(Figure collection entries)
------------------------------------------------
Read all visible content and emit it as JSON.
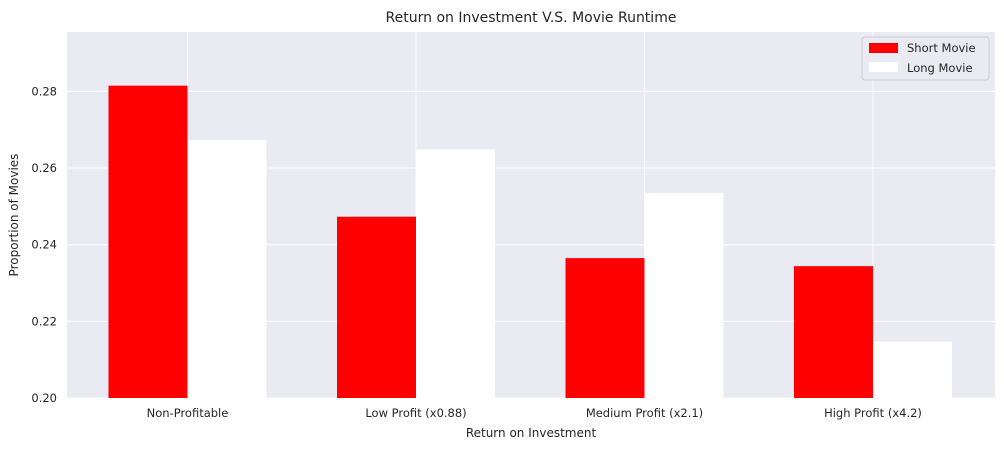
{
  "chart_data": {
    "type": "bar",
    "title": "Return on Investment V.S. Movie Runtime",
    "xlabel": "Return on Investment",
    "ylabel": "Proportion of Movies",
    "categories": [
      "Non-Profitable",
      "Low Profit (x0.88)",
      "Medium Profit (x2.1)",
      "High Profit (x4.2)"
    ],
    "series": [
      {
        "name": "Short Movie",
        "color": "#ff0000",
        "values": [
          0.2815,
          0.2473,
          0.2365,
          0.2344
        ]
      },
      {
        "name": "Long Movie",
        "color": "#ffffff",
        "values": [
          0.2673,
          0.2649,
          0.2535,
          0.2147
        ]
      }
    ],
    "ylim": [
      0.2,
      0.2955
    ],
    "yticks": [
      0.2,
      0.22,
      0.24,
      0.26,
      0.28
    ],
    "ytick_labels": [
      "0.20",
      "0.22",
      "0.24",
      "0.26",
      "0.28"
    ],
    "grid": true,
    "legend_position": "top-right",
    "plot_background": "#eaeaf2"
  }
}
------------------------------------------------
Apart from the pictures, the entries above are to be repeated in full and exactly.

*EXERCISE SOLUTION:*
Read all visible content and emit it as JSON.
{
  "chart_data": {
    "type": "bar",
    "title": "Return on Investment V.S. Movie Runtime",
    "xlabel": "Return on Investment",
    "ylabel": "Proportion of Movies",
    "categories": [
      "Non-Profitable",
      "Low Profit (x0.88)",
      "Medium Profit (x2.1)",
      "High Profit (x4.2)"
    ],
    "series": [
      {
        "name": "Short Movie",
        "color": "#ff0000",
        "values": [
          0.2815,
          0.2473,
          0.2365,
          0.2344
        ]
      },
      {
        "name": "Long Movie",
        "color": "#ffffff",
        "values": [
          0.2673,
          0.2649,
          0.2535,
          0.2147
        ]
      }
    ],
    "ylim": [
      0.2,
      0.2955
    ],
    "yticks": [
      0.2,
      0.22,
      0.24,
      0.26,
      0.28
    ],
    "ytick_labels": [
      "0.20",
      "0.22",
      "0.24",
      "0.26",
      "0.28"
    ],
    "grid": true,
    "legend_position": "top-right",
    "plot_background": "#eaeaf2"
  }
}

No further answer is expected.